» REQUIRED TASK
Extract the full listing below without altering a single character.

:: EXTRACTED RECORDS

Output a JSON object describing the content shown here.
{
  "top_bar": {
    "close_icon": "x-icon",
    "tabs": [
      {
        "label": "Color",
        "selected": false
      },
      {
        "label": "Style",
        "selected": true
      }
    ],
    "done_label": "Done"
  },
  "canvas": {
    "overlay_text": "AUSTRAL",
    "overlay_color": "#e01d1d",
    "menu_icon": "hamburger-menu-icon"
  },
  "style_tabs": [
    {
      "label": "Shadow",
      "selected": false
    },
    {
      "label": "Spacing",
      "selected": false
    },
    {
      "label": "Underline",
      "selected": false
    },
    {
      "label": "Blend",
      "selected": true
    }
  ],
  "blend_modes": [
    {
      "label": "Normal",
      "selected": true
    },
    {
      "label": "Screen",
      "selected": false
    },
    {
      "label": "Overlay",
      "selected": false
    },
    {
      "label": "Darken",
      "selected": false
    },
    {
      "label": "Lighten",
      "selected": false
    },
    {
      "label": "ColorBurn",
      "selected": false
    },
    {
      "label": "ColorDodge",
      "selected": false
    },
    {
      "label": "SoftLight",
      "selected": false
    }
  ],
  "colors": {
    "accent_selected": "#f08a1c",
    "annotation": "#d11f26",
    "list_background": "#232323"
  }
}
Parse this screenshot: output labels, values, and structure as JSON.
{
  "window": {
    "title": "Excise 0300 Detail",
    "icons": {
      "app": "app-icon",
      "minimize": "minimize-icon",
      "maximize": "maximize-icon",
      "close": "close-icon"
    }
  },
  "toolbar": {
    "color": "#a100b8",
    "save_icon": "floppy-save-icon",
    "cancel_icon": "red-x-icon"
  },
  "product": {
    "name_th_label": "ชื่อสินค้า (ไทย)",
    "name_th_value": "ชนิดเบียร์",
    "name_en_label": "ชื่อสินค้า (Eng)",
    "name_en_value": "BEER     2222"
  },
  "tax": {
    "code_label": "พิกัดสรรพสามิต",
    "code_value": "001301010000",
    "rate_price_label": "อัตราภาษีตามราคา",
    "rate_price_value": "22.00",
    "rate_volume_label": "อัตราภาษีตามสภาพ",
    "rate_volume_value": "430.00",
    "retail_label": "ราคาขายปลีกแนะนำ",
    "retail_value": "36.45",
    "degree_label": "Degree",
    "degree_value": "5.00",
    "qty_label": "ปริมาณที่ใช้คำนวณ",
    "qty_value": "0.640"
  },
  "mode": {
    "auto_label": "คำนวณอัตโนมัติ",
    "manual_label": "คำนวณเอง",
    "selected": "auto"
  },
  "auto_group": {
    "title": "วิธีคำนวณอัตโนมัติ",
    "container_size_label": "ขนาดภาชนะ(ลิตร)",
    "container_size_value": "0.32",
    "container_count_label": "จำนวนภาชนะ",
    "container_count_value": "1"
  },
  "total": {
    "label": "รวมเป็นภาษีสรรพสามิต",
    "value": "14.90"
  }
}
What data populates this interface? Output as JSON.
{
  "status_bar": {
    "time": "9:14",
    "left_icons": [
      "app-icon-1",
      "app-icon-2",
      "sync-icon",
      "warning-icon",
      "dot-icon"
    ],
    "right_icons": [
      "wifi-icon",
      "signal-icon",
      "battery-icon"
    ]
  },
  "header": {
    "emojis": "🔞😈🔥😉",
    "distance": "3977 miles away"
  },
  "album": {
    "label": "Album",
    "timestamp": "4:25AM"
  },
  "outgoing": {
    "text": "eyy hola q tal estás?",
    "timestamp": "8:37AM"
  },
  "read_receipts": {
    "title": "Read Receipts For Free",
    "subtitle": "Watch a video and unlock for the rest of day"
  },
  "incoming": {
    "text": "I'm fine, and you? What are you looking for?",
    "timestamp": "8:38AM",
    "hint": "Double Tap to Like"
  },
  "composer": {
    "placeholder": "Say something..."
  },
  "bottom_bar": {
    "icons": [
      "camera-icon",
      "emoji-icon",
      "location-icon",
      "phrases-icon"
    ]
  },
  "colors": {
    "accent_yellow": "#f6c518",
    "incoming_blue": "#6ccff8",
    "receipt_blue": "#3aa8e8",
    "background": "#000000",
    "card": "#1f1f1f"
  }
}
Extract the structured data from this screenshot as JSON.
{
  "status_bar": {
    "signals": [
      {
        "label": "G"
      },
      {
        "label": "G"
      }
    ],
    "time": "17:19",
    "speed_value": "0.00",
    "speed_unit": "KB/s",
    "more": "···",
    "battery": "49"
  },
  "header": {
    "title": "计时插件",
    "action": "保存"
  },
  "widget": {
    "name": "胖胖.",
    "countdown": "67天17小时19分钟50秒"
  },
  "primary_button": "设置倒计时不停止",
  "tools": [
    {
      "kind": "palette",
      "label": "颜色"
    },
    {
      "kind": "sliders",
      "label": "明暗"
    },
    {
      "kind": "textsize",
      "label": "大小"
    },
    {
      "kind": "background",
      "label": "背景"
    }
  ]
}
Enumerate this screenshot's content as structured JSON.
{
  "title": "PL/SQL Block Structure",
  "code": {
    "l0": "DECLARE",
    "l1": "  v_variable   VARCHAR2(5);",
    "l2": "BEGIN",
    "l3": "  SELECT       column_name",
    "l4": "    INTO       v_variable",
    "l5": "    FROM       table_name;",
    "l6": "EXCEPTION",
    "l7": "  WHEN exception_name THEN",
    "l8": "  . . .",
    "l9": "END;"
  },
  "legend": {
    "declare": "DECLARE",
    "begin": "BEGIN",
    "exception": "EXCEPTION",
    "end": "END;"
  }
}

::::

» THE REPLY
Output a JSON object describing the content shown here.
{
  "top_bar": {
    "close_icon": "x-icon",
    "tabs": [
      {
        "label": "Color",
        "selected": false
      },
      {
        "label": "Style",
        "selected": true
      }
    ],
    "done_label": "Done"
  },
  "canvas": {
    "overlay_text": "AUSTRAL",
    "overlay_color": "#e01d1d",
    "menu_icon": "hamburger-menu-icon"
  },
  "style_tabs": [
    {
      "label": "Shadow",
      "selected": false
    },
    {
      "label": "Spacing",
      "selected": false
    },
    {
      "label": "Underline",
      "selected": false
    },
    {
      "label": "Blend",
      "selected": true
    }
  ],
  "blend_modes": [
    {
      "label": "Normal",
      "selected": true
    },
    {
      "label": "Screen",
      "selected": false
    },
    {
      "label": "Overlay",
      "selected": false
    },
    {
      "label": "Darken",
      "selected": false
    },
    {
      "label": "Lighten",
      "selected": false
    },
    {
      "label": "ColorBurn",
      "selected": false
    },
    {
      "label": "ColorDodge",
      "selected": false
    },
    {
      "label": "SoftLight",
      "selected": false
    }
  ],
  "colors": {
    "accent_selected": "#f08a1c",
    "annotation": "#d11f26",
    "list_background": "#232323"
  }
}
Parse this screenshot: output labels, values, and structure as JSON.
{
  "window": {
    "title": "Excise 0300 Detail",
    "icons": {
      "app": "app-icon",
      "minimize": "minimize-icon",
      "maximize": "maximize-icon",
      "close": "close-icon"
    }
  },
  "toolbar": {
    "color": "#a100b8",
    "save_icon": "floppy-save-icon",
    "cancel_icon": "red-x-icon"
  },
  "product": {
    "name_th_label": "ชื่อสินค้า (ไทย)",
    "name_th_value": "ชนิดเบียร์",
    "name_en_label": "ชื่อสินค้า (Eng)",
    "name_en_value": "BEER     2222"
  },
  "tax": {
    "code_label": "พิกัดสรรพสามิต",
    "code_value": "001301010000",
    "rate_price_label": "อัตราภาษีตามราคา",
    "rate_price_value": "22.00",
    "rate_volume_label": "อัตราภาษีตามสภาพ",
    "rate_volume_value": "430.00",
    "retail_label": "ราคาขายปลีกแนะนำ",
    "retail_value": "36.45",
    "degree_label": "Degree",
    "degree_value": "5.00",
    "qty_label": "ปริมาณที่ใช้คำนวณ",
    "qty_value": "0.640"
  },
  "mode": {
    "auto_label": "คำนวณอัตโนมัติ",
    "manual_label": "คำนวณเอง",
    "selected": "auto"
  },
  "auto_group": {
    "title": "วิธีคำนวณอัตโนมัติ",
    "container_size_label": "ขนาดภาชนะ(ลิตร)",
    "container_size_value": "0.32",
    "container_count_label": "จำนวนภาชนะ",
    "container_count_value": "1"
  },
  "total": {
    "label": "รวมเป็นภาษีสรรพสามิต",
    "value": "14.90"
  }
}
What data populates this interface? Output as JSON.
{
  "status_bar": {
    "time": "9:14",
    "left_icons": [
      "app-icon-1",
      "app-icon-2",
      "sync-icon",
      "warning-icon",
      "dot-icon"
    ],
    "right_icons": [
      "wifi-icon",
      "signal-icon",
      "battery-icon"
    ]
  },
  "header": {
    "emojis": "🔞😈🔥😉",
    "distance": "3977 miles away"
  },
  "album": {
    "label": "Album",
    "timestamp": "4:25AM"
  },
  "outgoing": {
    "text": "eyy hola q tal estás?",
    "timestamp": "8:37AM"
  },
  "read_receipts": {
    "title": "Read Receipts For Free",
    "subtitle": "Watch a video and unlock for the rest of day"
  },
  "incoming": {
    "text": "I'm fine, and you? What are you looking for?",
    "timestamp": "8:38AM",
    "hint": "Double Tap to Like"
  },
  "composer": {
    "placeholder": "Say something..."
  },
  "bottom_bar": {
    "icons": [
      "camera-icon",
      "emoji-icon",
      "location-icon",
      "phrases-icon"
    ]
  },
  "colors": {
    "accent_yellow": "#f6c518",
    "incoming_blue": "#6ccff8",
    "receipt_blue": "#3aa8e8",
    "background": "#000000",
    "card": "#1f1f1f"
  }
}
Extract the structured data from this screenshot as JSON.
{
  "status_bar": {
    "signals": [
      {
        "label": "G"
      },
      {
        "label": "G"
      }
    ],
    "time": "17:19",
    "speed_value": "0.00",
    "speed_unit": "KB/s",
    "more": "···",
    "battery": "49"
  },
  "header": {
    "title": "计时插件",
    "action": "保存"
  },
  "widget": {
    "name": "胖胖.",
    "countdown": "67天17小时19分钟50秒"
  },
  "primary_button": "设置倒计时不停止",
  "tools": [
    {
      "kind": "palette",
      "label": "颜色"
    },
    {
      "kind": "sliders",
      "label": "明暗"
    },
    {
      "kind": "textsize",
      "label": "大小"
    },
    {
      "kind": "background",
      "label": "背景"
    }
  ]
}
Enumerate this screenshot's content as structured JSON.
{
  "title": "PL/SQL Block Structure",
  "code": {
    "l0": "DECLARE",
    "l1": "  v_variable   VARCHAR2(5);",
    "l2": "BEGIN",
    "l3": "  SELECT       column_name",
    "l4": "    INTO       v_variable",
    "l5": "    FROM       table_name;",
    "l6": "EXCEPTION",
    "l7": "  WHEN exception_name THEN",
    "l8": "  . . .",
    "l9": "END;"
  },
  "legend": {
    "declare": "DECLARE",
    "begin": "BEGIN",
    "exception": "EXCEPTION",
    "end": "END;"
  }
}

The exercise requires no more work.